PROBLEM STATEMENT: The entries below are to be transcribed in full, without their images.

Stored records:
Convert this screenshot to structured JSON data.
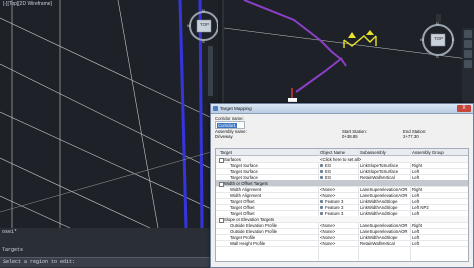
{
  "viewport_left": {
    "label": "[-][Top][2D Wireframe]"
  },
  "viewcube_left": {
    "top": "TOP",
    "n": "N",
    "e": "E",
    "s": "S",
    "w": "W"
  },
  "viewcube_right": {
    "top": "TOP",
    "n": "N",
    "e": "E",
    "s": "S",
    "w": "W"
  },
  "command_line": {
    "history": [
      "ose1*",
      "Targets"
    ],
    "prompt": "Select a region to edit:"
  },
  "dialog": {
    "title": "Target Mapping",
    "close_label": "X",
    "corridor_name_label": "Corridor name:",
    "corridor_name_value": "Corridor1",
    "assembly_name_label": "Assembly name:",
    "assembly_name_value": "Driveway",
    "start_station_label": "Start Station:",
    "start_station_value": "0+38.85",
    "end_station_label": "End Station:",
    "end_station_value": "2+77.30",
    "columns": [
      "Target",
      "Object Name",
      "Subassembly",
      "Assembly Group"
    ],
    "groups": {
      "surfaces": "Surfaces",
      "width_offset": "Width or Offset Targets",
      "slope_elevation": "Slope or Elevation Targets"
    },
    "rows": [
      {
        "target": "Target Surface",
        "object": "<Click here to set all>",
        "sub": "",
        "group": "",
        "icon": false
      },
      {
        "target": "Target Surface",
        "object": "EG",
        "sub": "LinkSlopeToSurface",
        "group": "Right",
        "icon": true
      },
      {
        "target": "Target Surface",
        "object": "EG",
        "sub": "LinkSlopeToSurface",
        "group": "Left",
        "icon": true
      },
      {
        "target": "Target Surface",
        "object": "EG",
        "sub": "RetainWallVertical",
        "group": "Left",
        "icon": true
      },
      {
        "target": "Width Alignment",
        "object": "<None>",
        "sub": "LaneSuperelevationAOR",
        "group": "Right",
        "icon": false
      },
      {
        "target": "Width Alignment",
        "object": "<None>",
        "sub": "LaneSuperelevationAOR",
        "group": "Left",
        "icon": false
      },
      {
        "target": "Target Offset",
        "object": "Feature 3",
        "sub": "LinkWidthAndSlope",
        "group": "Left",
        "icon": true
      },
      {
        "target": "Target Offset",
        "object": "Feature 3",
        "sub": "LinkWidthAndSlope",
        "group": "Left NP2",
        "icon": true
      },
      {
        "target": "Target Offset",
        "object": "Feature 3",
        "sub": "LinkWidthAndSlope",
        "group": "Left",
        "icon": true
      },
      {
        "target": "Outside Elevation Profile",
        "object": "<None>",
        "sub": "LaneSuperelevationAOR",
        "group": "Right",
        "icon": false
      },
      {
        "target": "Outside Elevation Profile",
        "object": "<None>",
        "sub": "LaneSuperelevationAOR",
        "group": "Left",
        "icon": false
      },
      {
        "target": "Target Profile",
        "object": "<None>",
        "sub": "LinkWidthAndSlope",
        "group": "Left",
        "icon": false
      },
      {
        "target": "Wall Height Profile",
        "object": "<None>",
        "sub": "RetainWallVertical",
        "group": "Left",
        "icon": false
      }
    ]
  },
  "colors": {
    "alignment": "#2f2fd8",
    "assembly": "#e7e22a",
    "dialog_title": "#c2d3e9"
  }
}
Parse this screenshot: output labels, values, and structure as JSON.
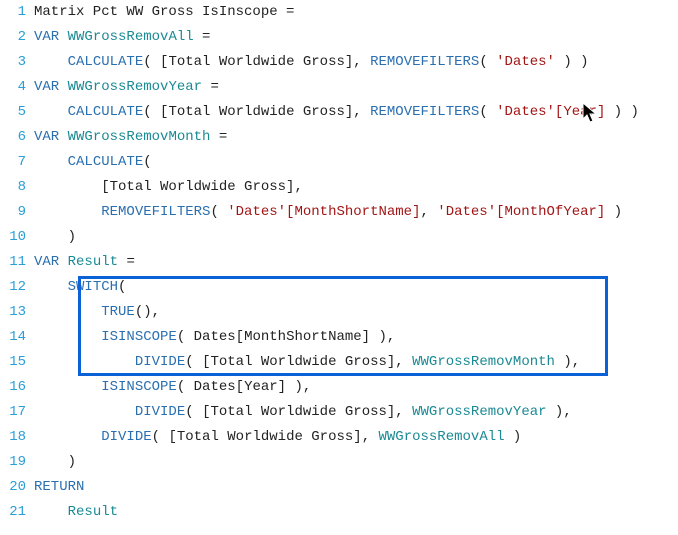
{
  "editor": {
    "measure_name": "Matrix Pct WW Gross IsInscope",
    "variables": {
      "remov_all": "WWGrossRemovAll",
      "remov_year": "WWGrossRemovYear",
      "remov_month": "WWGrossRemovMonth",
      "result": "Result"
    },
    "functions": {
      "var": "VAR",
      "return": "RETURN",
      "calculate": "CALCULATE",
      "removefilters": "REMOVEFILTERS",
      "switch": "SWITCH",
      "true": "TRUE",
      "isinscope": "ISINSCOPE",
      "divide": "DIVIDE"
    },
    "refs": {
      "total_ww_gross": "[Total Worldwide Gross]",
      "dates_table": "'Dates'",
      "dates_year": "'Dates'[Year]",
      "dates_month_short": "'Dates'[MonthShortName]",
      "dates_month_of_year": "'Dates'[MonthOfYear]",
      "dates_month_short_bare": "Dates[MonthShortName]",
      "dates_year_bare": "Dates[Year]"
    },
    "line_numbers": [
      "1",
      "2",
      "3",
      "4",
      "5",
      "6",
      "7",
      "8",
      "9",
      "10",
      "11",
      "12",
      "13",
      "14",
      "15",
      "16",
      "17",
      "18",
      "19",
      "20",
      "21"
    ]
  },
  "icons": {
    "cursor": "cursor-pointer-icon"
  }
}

EXERCISE SOLUTION:
Convert this screenshot to structured JSON data.
{
  "viewport_left": {
    "label": "[-][Top][2D Wireframe]"
  },
  "viewcube_left": {
    "top": "TOP",
    "n": "N",
    "e": "E",
    "s": "S",
    "w": "W"
  },
  "viewcube_right": {
    "top": "TOP",
    "n": "N",
    "e": "E",
    "s": "S",
    "w": "W"
  },
  "command_line": {
    "history": [
      "ose1*",
      "Targets"
    ],
    "prompt": "Select a region to edit:"
  },
  "dialog": {
    "title": "Target Mapping",
    "close_label": "X",
    "corridor_name_label": "Corridor name:",
    "corridor_name_value": "Corridor1",
    "assembly_name_label": "Assembly name:",
    "assembly_name_value": "Driveway",
    "start_station_label": "Start Station:",
    "start_station_value": "0+38.85",
    "end_station_label": "End Station:",
    "end_station_value": "2+77.30",
    "columns": [
      "Target",
      "Object Name",
      "Subassembly",
      "Assembly Group"
    ],
    "groups": {
      "surfaces": "Surfaces",
      "width_offset": "Width or Offset Targets",
      "slope_elevation": "Slope or Elevation Targets"
    },
    "rows": [
      {
        "target": "Target Surface",
        "object": "<Click here to set all>",
        "sub": "",
        "group": "",
        "icon": false
      },
      {
        "target": "Target Surface",
        "object": "EG",
        "sub": "LinkSlopeToSurface",
        "group": "Right",
        "icon": true
      },
      {
        "target": "Target Surface",
        "object": "EG",
        "sub": "LinkSlopeToSurface",
        "group": "Left",
        "icon": true
      },
      {
        "target": "Target Surface",
        "object": "EG",
        "sub": "RetainWallVertical",
        "group": "Left",
        "icon": true
      },
      {
        "target": "Width Alignment",
        "object": "<None>",
        "sub": "LaneSuperelevationAOR",
        "group": "Right",
        "icon": false
      },
      {
        "target": "Width Alignment",
        "object": "<None>",
        "sub": "LaneSuperelevationAOR",
        "group": "Left",
        "icon": false
      },
      {
        "target": "Target Offset",
        "object": "Feature 3",
        "sub": "LinkWidthAndSlope",
        "group": "Left",
        "icon": true
      },
      {
        "target": "Target Offset",
        "object": "Feature 3",
        "sub": "LinkWidthAndSlope",
        "group": "Left NP2",
        "icon": true
      },
      {
        "target": "Target Offset",
        "object": "Feature 3",
        "sub": "LinkWidthAndSlope",
        "group": "Left",
        "icon": true
      },
      {
        "target": "Outside Elevation Profile",
        "object": "<None>",
        "sub": "LaneSuperelevationAOR",
        "group": "Right",
        "icon": false
      },
      {
        "target": "Outside Elevation Profile",
        "object": "<None>",
        "sub": "LaneSuperelevationAOR",
        "group": "Left",
        "icon": false
      },
      {
        "target": "Target Profile",
        "object": "<None>",
        "sub": "LinkWidthAndSlope",
        "group": "Left",
        "icon": false
      },
      {
        "target": "Wall Height Profile",
        "object": "<None>",
        "sub": "RetainWallVertical",
        "group": "Left",
        "icon": false
      }
    ]
  },
  "colors": {
    "alignment": "#2f2fd8",
    "assembly": "#e7e22a",
    "dialog_title": "#c2d3e9"
  }
}
Parse this screenshot: output labels, values, and structure as JSON.
{
  "editor": {
    "measure_name": "Matrix Pct WW Gross IsInscope",
    "variables": {
      "remov_all": "WWGrossRemovAll",
      "remov_year": "WWGrossRemovYear",
      "remov_month": "WWGrossRemovMonth",
      "result": "Result"
    },
    "functions": {
      "var": "VAR",
      "return": "RETURN",
      "calculate": "CALCULATE",
      "removefilters": "REMOVEFILTERS",
      "switch": "SWITCH",
      "true": "TRUE",
      "isinscope": "ISINSCOPE",
      "divide": "DIVIDE"
    },
    "refs": {
      "total_ww_gross": "[Total Worldwide Gross]",
      "dates_table": "'Dates'",
      "dates_year": "'Dates'[Year]",
      "dates_month_short": "'Dates'[MonthShortName]",
      "dates_month_of_year": "'Dates'[MonthOfYear]",
      "dates_month_short_bare": "Dates[MonthShortName]",
      "dates_year_bare": "Dates[Year]"
    },
    "line_numbers": [
      "1",
      "2",
      "3",
      "4",
      "5",
      "6",
      "7",
      "8",
      "9",
      "10",
      "11",
      "12",
      "13",
      "14",
      "15",
      "16",
      "17",
      "18",
      "19",
      "20",
      "21"
    ]
  },
  "icons": {
    "cursor": "cursor-pointer-icon"
  }
}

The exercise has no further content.